Source records:
◇ ◇ ◇ ◇

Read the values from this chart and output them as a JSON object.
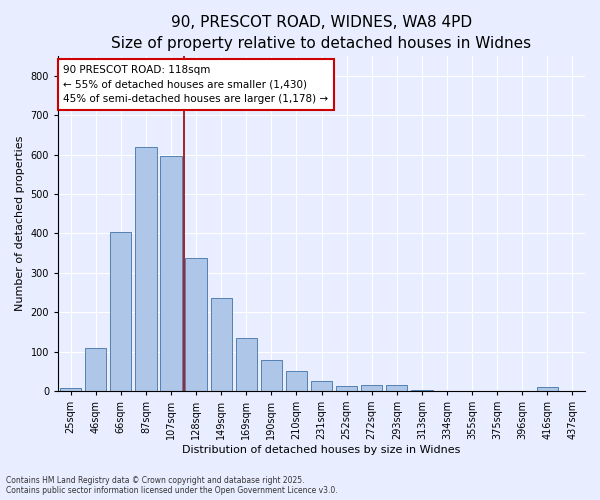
{
  "title_line1": "90, PRESCOT ROAD, WIDNES, WA8 4PD",
  "title_line2": "Size of property relative to detached houses in Widnes",
  "xlabel": "Distribution of detached houses by size in Widnes",
  "ylabel": "Number of detached properties",
  "categories": [
    "25sqm",
    "46sqm",
    "66sqm",
    "87sqm",
    "107sqm",
    "128sqm",
    "149sqm",
    "169sqm",
    "190sqm",
    "210sqm",
    "231sqm",
    "252sqm",
    "272sqm",
    "293sqm",
    "313sqm",
    "334sqm",
    "355sqm",
    "375sqm",
    "396sqm",
    "416sqm",
    "437sqm"
  ],
  "values": [
    8,
    108,
    403,
    620,
    597,
    337,
    237,
    135,
    78,
    50,
    25,
    12,
    15,
    15,
    3,
    0,
    0,
    0,
    0,
    10,
    0
  ],
  "bar_color": "#aec6e8",
  "bar_edge_color": "#5580b0",
  "vline_color": "#990000",
  "annotation_title": "90 PRESCOT ROAD: 118sqm",
  "annotation_line2": "← 55% of detached houses are smaller (1,430)",
  "annotation_line3": "45% of semi-detached houses are larger (1,178) →",
  "annotation_box_color": "#ffffff",
  "annotation_box_edge": "#cc0000",
  "ylim": [
    0,
    850
  ],
  "yticks": [
    0,
    100,
    200,
    300,
    400,
    500,
    600,
    700,
    800
  ],
  "background_color": "#e8eeff",
  "plot_background": "#e8eeff",
  "footer_line1": "Contains HM Land Registry data © Crown copyright and database right 2025.",
  "footer_line2": "Contains public sector information licensed under the Open Government Licence v3.0.",
  "title_fontsize": 11,
  "subtitle_fontsize": 9.5,
  "axis_label_fontsize": 8,
  "tick_fontsize": 7,
  "annotation_fontsize": 7.5
}
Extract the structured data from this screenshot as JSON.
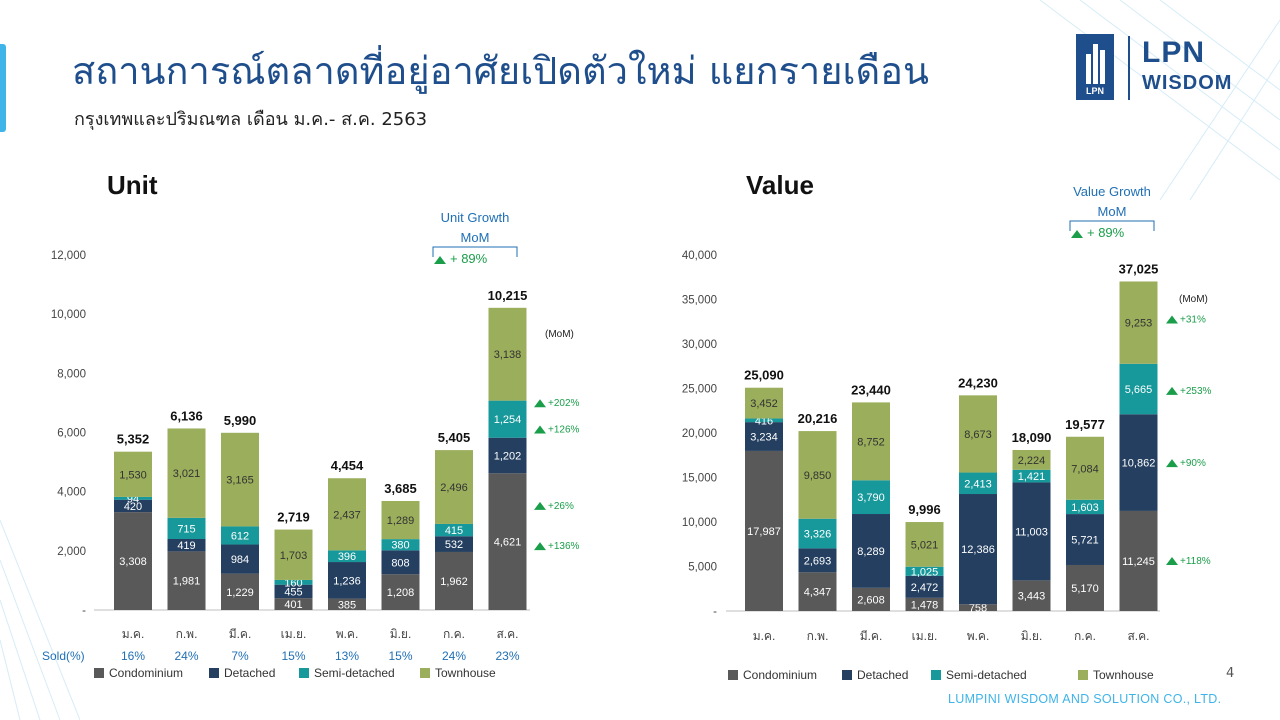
{
  "header": {
    "title": "สถานการณ์ตลาดที่อยู่อาศัยเปิดตัวใหม่ แยกรายเดือน",
    "subtitle": "กรุงเทพและปริมณฑล เดือน ม.ค.- ส.ค. 2563"
  },
  "logo": {
    "line1": "LPN",
    "line2": "WISDOM",
    "box_label": "LPN"
  },
  "footer": {
    "company": "LUMPINI WISDOM AND SOLUTION CO., LTD.",
    "page": "4"
  },
  "colors": {
    "condominium": "#595959",
    "detached": "#243F60",
    "semi_detached": "#17989A",
    "townhouse": "#9BAE5C",
    "brand": "#1F4E8C",
    "growth_green": "#1A9E4A",
    "accent": "#3FB4E8"
  },
  "chart_data": [
    {
      "type": "bar",
      "stacked": true,
      "title": "Unit",
      "categories": [
        "ม.ค.",
        "ก.พ.",
        "มี.ค.",
        "เม.ย.",
        "พ.ค.",
        "มิ.ย.",
        "ก.ค.",
        "ส.ค."
      ],
      "series": [
        {
          "name": "Condominium",
          "values": [
            3308,
            1981,
            1229,
            401,
            385,
            1208,
            1962,
            4621
          ]
        },
        {
          "name": "Detached",
          "values": [
            420,
            419,
            984,
            455,
            1236,
            808,
            532,
            1202
          ]
        },
        {
          "name": "Semi-detached",
          "values": [
            94,
            715,
            612,
            160,
            396,
            380,
            415,
            1254
          ]
        },
        {
          "name": "Townhouse",
          "values": [
            1530,
            3021,
            3165,
            1703,
            2437,
            1289,
            2496,
            3138
          ]
        }
      ],
      "totals": [
        5352,
        6136,
        5990,
        2719,
        4454,
        3685,
        5405,
        10215
      ],
      "ylim": [
        0,
        12000
      ],
      "yticks": [
        "-",
        "2,000",
        "4,000",
        "6,000",
        "8,000",
        "10,000",
        "12,000"
      ],
      "mom_label": "(MoM)",
      "mom": [
        "+136%",
        "+126%",
        "+202%",
        "+26%"
      ],
      "growth_label": [
        "Unit Growth",
        "MoM"
      ],
      "growth_value": "+ 89%",
      "sold_label": "Sold(%)",
      "sold": [
        "16%",
        "24%",
        "7%",
        "15%",
        "13%",
        "15%",
        "24%",
        "23%"
      ],
      "legend_position": "bottom"
    },
    {
      "type": "bar",
      "stacked": true,
      "title": "Value",
      "categories": [
        "ม.ค.",
        "ก.พ.",
        "มี.ค.",
        "เม.ย.",
        "พ.ค.",
        "มิ.ย.",
        "ก.ค.",
        "ส.ค."
      ],
      "series": [
        {
          "name": "Condominium",
          "values": [
            17987,
            4347,
            2608,
            1478,
            758,
            3443,
            5170,
            11245
          ]
        },
        {
          "name": "Detached",
          "values": [
            3234,
            2693,
            8289,
            2472,
            12386,
            11003,
            5721,
            10862
          ]
        },
        {
          "name": "Semi-detached",
          "values": [
            416,
            3326,
            3790,
            1025,
            2413,
            1421,
            1603,
            5665
          ]
        },
        {
          "name": "Townhouse",
          "values": [
            3452,
            9850,
            8752,
            5021,
            8673,
            2224,
            7084,
            9253
          ]
        }
      ],
      "totals": [
        25090,
        20216,
        23440,
        9996,
        24230,
        18090,
        19577,
        37025
      ],
      "ylim": [
        0,
        40000
      ],
      "yticks": [
        "-",
        "5,000",
        "10,000",
        "15,000",
        "20,000",
        "25,000",
        "30,000",
        "35,000",
        "40,000"
      ],
      "mom_label": "(MoM)",
      "mom": [
        "+118%",
        "+90%",
        "+253%",
        "+31%"
      ],
      "growth_label": [
        "Value Growth",
        "MoM"
      ],
      "growth_value": "+ 89%",
      "legend_position": "bottom"
    }
  ]
}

◇ ◇ ◇ ◇

:: What you should do ::
Write out every line above exactly as it is, leaving out the pictures.

:: Result for this exercise ::
Read the values from this chart and output them as a JSON object.
{
  "title_line1": "90, PRESCOT ROAD, WIDNES, WA8 4PD",
  "title_line2": "Size of property relative to detached houses in Widnes",
  "xlabel": "Distribution of detached houses by size in Widnes",
  "ylabel": "Number of detached properties",
  "categories": [
    "25sqm",
    "46sqm",
    "66sqm",
    "87sqm",
    "107sqm",
    "128sqm",
    "149sqm",
    "169sqm",
    "190sqm",
    "210sqm",
    "231sqm",
    "252sqm",
    "272sqm",
    "293sqm",
    "313sqm",
    "334sqm",
    "355sqm",
    "375sqm",
    "396sqm",
    "416sqm",
    "437sqm"
  ],
  "values": [
    8,
    108,
    403,
    620,
    597,
    337,
    237,
    135,
    78,
    50,
    25,
    12,
    15,
    15,
    3,
    0,
    0,
    0,
    0,
    10,
    0
  ],
  "bar_color": "#aec6e8",
  "bar_edge_color": "#5580b0",
  "vline_color": "#990000",
  "annotation_title": "90 PRESCOT ROAD: 118sqm",
  "annotation_line2": "← 55% of detached houses are smaller (1,430)",
  "annotation_line3": "45% of semi-detached houses are larger (1,178) →",
  "annotation_box_color": "#ffffff",
  "annotation_box_edge": "#cc0000",
  "ylim": [
    0,
    850
  ],
  "yticks": [
    0,
    100,
    200,
    300,
    400,
    500,
    600,
    700,
    800
  ],
  "background_color": "#e8eeff",
  "plot_background": "#e8eeff",
  "footer_line1": "Contains HM Land Registry data © Crown copyright and database right 2025.",
  "footer_line2": "Contains public sector information licensed under the Open Government Licence v3.0.",
  "title_fontsize": 11,
  "subtitle_fontsize": 9.5,
  "axis_label_fontsize": 8,
  "tick_fontsize": 7,
  "annotation_fontsize": 7.5
}
Extract the structured data from this screenshot as JSON.
{
  "header": {
    "title": "สถานการณ์ตลาดที่อยู่อาศัยเปิดตัวใหม่ แยกรายเดือน",
    "subtitle": "กรุงเทพและปริมณฑล เดือน ม.ค.- ส.ค. 2563"
  },
  "logo": {
    "line1": "LPN",
    "line2": "WISDOM",
    "box_label": "LPN"
  },
  "footer": {
    "company": "LUMPINI WISDOM AND SOLUTION CO., LTD.",
    "page": "4"
  },
  "colors": {
    "condominium": "#595959",
    "detached": "#243F60",
    "semi_detached": "#17989A",
    "townhouse": "#9BAE5C",
    "brand": "#1F4E8C",
    "growth_green": "#1A9E4A",
    "accent": "#3FB4E8"
  },
  "chart_data": [
    {
      "type": "bar",
      "stacked": true,
      "title": "Unit",
      "categories": [
        "ม.ค.",
        "ก.พ.",
        "มี.ค.",
        "เม.ย.",
        "พ.ค.",
        "มิ.ย.",
        "ก.ค.",
        "ส.ค."
      ],
      "series": [
        {
          "name": "Condominium",
          "values": [
            3308,
            1981,
            1229,
            401,
            385,
            1208,
            1962,
            4621
          ]
        },
        {
          "name": "Detached",
          "values": [
            420,
            419,
            984,
            455,
            1236,
            808,
            532,
            1202
          ]
        },
        {
          "name": "Semi-detached",
          "values": [
            94,
            715,
            612,
            160,
            396,
            380,
            415,
            1254
          ]
        },
        {
          "name": "Townhouse",
          "values": [
            1530,
            3021,
            3165,
            1703,
            2437,
            1289,
            2496,
            3138
          ]
        }
      ],
      "totals": [
        5352,
        6136,
        5990,
        2719,
        4454,
        3685,
        5405,
        10215
      ],
      "ylim": [
        0,
        12000
      ],
      "yticks": [
        "-",
        "2,000",
        "4,000",
        "6,000",
        "8,000",
        "10,000",
        "12,000"
      ],
      "mom_label": "(MoM)",
      "mom": [
        "+136%",
        "+126%",
        "+202%",
        "+26%"
      ],
      "growth_label": [
        "Unit Growth",
        "MoM"
      ],
      "growth_value": "+ 89%",
      "sold_label": "Sold(%)",
      "sold": [
        "16%",
        "24%",
        "7%",
        "15%",
        "13%",
        "15%",
        "24%",
        "23%"
      ],
      "legend_position": "bottom"
    },
    {
      "type": "bar",
      "stacked": true,
      "title": "Value",
      "categories": [
        "ม.ค.",
        "ก.พ.",
        "มี.ค.",
        "เม.ย.",
        "พ.ค.",
        "มิ.ย.",
        "ก.ค.",
        "ส.ค."
      ],
      "series": [
        {
          "name": "Condominium",
          "values": [
            17987,
            4347,
            2608,
            1478,
            758,
            3443,
            5170,
            11245
          ]
        },
        {
          "name": "Detached",
          "values": [
            3234,
            2693,
            8289,
            2472,
            12386,
            11003,
            5721,
            10862
          ]
        },
        {
          "name": "Semi-detached",
          "values": [
            416,
            3326,
            3790,
            1025,
            2413,
            1421,
            1603,
            5665
          ]
        },
        {
          "name": "Townhouse",
          "values": [
            3452,
            9850,
            8752,
            5021,
            8673,
            2224,
            7084,
            9253
          ]
        }
      ],
      "totals": [
        25090,
        20216,
        23440,
        9996,
        24230,
        18090,
        19577,
        37025
      ],
      "ylim": [
        0,
        40000
      ],
      "yticks": [
        "-",
        "5,000",
        "10,000",
        "15,000",
        "20,000",
        "25,000",
        "30,000",
        "35,000",
        "40,000"
      ],
      "mom_label": "(MoM)",
      "mom": [
        "+118%",
        "+90%",
        "+253%",
        "+31%"
      ],
      "growth_label": [
        "Value Growth",
        "MoM"
      ],
      "growth_value": "+ 89%",
      "legend_position": "bottom"
    }
  ]
}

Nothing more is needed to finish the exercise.